- **Task to carry out**
Reproduce every line of the records below verbatim, keeping the wording, numbers and punctuation unchanged.

- **Data for the task**
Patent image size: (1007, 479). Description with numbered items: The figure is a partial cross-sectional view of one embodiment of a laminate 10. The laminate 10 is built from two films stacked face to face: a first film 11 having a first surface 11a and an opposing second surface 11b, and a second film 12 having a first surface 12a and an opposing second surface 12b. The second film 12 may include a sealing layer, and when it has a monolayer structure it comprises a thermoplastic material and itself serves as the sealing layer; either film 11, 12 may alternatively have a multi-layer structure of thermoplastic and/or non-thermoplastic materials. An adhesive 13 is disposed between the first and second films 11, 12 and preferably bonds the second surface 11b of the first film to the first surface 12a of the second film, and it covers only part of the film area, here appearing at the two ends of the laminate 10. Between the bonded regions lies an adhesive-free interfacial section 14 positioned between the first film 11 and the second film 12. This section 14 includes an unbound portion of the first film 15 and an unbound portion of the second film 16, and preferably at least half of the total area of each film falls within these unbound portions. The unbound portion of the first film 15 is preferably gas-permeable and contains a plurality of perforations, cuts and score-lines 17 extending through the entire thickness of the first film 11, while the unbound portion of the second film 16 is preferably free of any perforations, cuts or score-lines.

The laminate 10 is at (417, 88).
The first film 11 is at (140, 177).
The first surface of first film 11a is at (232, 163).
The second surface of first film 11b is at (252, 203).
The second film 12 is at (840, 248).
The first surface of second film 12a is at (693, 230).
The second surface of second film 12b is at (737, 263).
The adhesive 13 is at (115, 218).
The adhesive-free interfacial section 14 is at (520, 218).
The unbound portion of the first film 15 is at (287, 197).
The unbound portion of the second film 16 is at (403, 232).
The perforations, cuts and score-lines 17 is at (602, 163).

- **Result for this exercise**
Patent image size: (1007, 479). Description with numbered items: The figure is a partial cross-sectional view of one embodiment of a laminate 10. The laminate 10 is built from two films stacked face to face: a first film 11 having a first surface 11a and an opposing second surface 11b, and a second film 12 having a first surface 12a and an opposing second surface 12b. The second film 12 may include a sealing layer, and when it has a monolayer structure it comprises a thermoplastic material and itself serves as the sealing layer; either film 11, 12 may alternatively have a multi-layer structure of thermoplastic and/or non-thermoplastic materials. An adhesive 13 is disposed between the first and second films 11, 12 and preferably bonds the second surface 11b of the first film to the first surface 12a of the second film, and it covers only part of the film area, here appearing at the two ends of the laminate 10. Between the bonded regions lies an adhesive-free interfacial section 14 positioned between the first film 11 and the second film 12. This section 14 includes an unbound portion of the first film 15 and an unbound portion of the second film 16, and preferably at least half of the total area of each film falls within these unbound portions. The unbound portion of the first film 15 is preferably gas-permeable and contains a plurality of perforations, cuts and score-lines 17 extending through the entire thickness of the first film 11, while the unbound portion of the second film 16 is preferably free of any perforations, cuts or score-lines.

The laminate 10 is at (417, 88).
The first film 11 is at (140, 177).
The first surface of first film 11a is at (232, 163).
The second surface of first film 11b is at (252, 203).
The second film 12 is at (840, 248).
The first surface of second film 12a is at (693, 230).
The second surface of second film 12b is at (737, 263).
The adhesive 13 is at (115, 218).
The adhesive-free interfacial section 14 is at (520, 218).
The unbound portion of the first film 15 is at (287, 197).
The unbound portion of the second film 16 is at (403, 232).
The perforations, cuts and score-lines 17 is at (602, 163).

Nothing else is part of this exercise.